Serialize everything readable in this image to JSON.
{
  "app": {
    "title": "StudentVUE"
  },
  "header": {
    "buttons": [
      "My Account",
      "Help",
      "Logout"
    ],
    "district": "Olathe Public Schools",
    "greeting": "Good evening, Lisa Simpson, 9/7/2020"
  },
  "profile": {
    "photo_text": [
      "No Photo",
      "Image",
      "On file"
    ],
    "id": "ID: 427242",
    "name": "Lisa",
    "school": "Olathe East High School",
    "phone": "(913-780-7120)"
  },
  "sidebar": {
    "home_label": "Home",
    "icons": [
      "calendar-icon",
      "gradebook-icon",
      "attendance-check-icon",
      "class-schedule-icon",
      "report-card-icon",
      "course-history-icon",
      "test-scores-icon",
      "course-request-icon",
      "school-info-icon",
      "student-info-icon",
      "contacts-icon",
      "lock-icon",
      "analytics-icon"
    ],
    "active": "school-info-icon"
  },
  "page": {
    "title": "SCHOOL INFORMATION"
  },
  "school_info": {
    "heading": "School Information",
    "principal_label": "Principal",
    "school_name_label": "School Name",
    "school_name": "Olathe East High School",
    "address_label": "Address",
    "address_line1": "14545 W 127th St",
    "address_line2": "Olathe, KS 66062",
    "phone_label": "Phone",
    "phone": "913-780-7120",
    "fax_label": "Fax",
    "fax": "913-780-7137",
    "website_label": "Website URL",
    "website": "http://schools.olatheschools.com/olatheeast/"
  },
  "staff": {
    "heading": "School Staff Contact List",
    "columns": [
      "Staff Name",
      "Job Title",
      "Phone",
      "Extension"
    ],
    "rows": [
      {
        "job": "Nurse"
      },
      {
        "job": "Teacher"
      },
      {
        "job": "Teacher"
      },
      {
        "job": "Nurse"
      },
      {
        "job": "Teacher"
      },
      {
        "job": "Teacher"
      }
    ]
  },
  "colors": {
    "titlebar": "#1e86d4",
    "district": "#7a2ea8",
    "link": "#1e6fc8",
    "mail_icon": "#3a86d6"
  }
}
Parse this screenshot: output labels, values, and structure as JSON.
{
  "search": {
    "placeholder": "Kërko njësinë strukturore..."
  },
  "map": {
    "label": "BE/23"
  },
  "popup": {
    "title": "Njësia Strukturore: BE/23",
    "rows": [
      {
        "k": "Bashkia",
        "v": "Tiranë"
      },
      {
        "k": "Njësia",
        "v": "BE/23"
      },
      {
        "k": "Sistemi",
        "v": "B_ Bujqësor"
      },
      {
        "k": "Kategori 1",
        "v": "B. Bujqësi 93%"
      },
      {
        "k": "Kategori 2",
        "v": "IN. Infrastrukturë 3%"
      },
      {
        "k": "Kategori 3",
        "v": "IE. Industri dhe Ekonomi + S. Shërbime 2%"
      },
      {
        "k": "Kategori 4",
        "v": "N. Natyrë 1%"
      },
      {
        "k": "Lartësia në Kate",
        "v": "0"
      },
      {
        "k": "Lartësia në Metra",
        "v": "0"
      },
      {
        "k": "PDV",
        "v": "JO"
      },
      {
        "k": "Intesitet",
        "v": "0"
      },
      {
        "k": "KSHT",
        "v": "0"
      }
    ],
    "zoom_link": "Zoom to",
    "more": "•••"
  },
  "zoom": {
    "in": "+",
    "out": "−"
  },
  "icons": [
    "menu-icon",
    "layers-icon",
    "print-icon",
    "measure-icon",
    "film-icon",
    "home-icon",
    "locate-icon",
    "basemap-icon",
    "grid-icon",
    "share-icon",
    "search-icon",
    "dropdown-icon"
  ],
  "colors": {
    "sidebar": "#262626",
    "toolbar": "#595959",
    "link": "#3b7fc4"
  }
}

:: Task to carry out ::
Copy every record exactly, with nothing added or dropped.

:: Finished task ::
Serialize everything readable in this image to JSON.
{
  "app": {
    "title": "StudentVUE"
  },
  "header": {
    "buttons": [
      "My Account",
      "Help",
      "Logout"
    ],
    "district": "Olathe Public Schools",
    "greeting": "Good evening, Lisa Simpson, 9/7/2020"
  },
  "profile": {
    "photo_text": [
      "No Photo",
      "Image",
      "On file"
    ],
    "id": "ID: 427242",
    "name": "Lisa",
    "school": "Olathe East High School",
    "phone": "(913-780-7120)"
  },
  "sidebar": {
    "home_label": "Home",
    "icons": [
      "calendar-icon",
      "gradebook-icon",
      "attendance-check-icon",
      "class-schedule-icon",
      "report-card-icon",
      "course-history-icon",
      "test-scores-icon",
      "course-request-icon",
      "school-info-icon",
      "student-info-icon",
      "contacts-icon",
      "lock-icon",
      "analytics-icon"
    ],
    "active": "school-info-icon"
  },
  "page": {
    "title": "SCHOOL INFORMATION"
  },
  "school_info": {
    "heading": "School Information",
    "principal_label": "Principal",
    "school_name_label": "School Name",
    "school_name": "Olathe East High School",
    "address_label": "Address",
    "address_line1": "14545 W 127th St",
    "address_line2": "Olathe, KS 66062",
    "phone_label": "Phone",
    "phone": "913-780-7120",
    "fax_label": "Fax",
    "fax": "913-780-7137",
    "website_label": "Website URL",
    "website": "http://schools.olatheschools.com/olatheeast/"
  },
  "staff": {
    "heading": "School Staff Contact List",
    "columns": [
      "Staff Name",
      "Job Title",
      "Phone",
      "Extension"
    ],
    "rows": [
      {
        "job": "Nurse"
      },
      {
        "job": "Teacher"
      },
      {
        "job": "Teacher"
      },
      {
        "job": "Nurse"
      },
      {
        "job": "Teacher"
      },
      {
        "job": "Teacher"
      }
    ]
  },
  "colors": {
    "titlebar": "#1e86d4",
    "district": "#7a2ea8",
    "link": "#1e6fc8",
    "mail_icon": "#3a86d6"
  }
}
Parse this screenshot: output labels, values, and structure as JSON.
{
  "search": {
    "placeholder": "Kërko njësinë strukturore..."
  },
  "map": {
    "label": "BE/23"
  },
  "popup": {
    "title": "Njësia Strukturore: BE/23",
    "rows": [
      {
        "k": "Bashkia",
        "v": "Tiranë"
      },
      {
        "k": "Njësia",
        "v": "BE/23"
      },
      {
        "k": "Sistemi",
        "v": "B_ Bujqësor"
      },
      {
        "k": "Kategori 1",
        "v": "B. Bujqësi 93%"
      },
      {
        "k": "Kategori 2",
        "v": "IN. Infrastrukturë 3%"
      },
      {
        "k": "Kategori 3",
        "v": "IE. Industri dhe Ekonomi + S. Shërbime 2%"
      },
      {
        "k": "Kategori 4",
        "v": "N. Natyrë 1%"
      },
      {
        "k": "Lartësia në Kate",
        "v": "0"
      },
      {
        "k": "Lartësia në Metra",
        "v": "0"
      },
      {
        "k": "PDV",
        "v": "JO"
      },
      {
        "k": "Intesitet",
        "v": "0"
      },
      {
        "k": "KSHT",
        "v": "0"
      }
    ],
    "zoom_link": "Zoom to",
    "more": "•••"
  },
  "zoom": {
    "in": "+",
    "out": "−"
  },
  "icons": [
    "menu-icon",
    "layers-icon",
    "print-icon",
    "measure-icon",
    "film-icon",
    "home-icon",
    "locate-icon",
    "basemap-icon",
    "grid-icon",
    "share-icon",
    "search-icon",
    "dropdown-icon"
  ],
  "colors": {
    "sidebar": "#262626",
    "toolbar": "#595959",
    "link": "#3b7fc4"
  }
}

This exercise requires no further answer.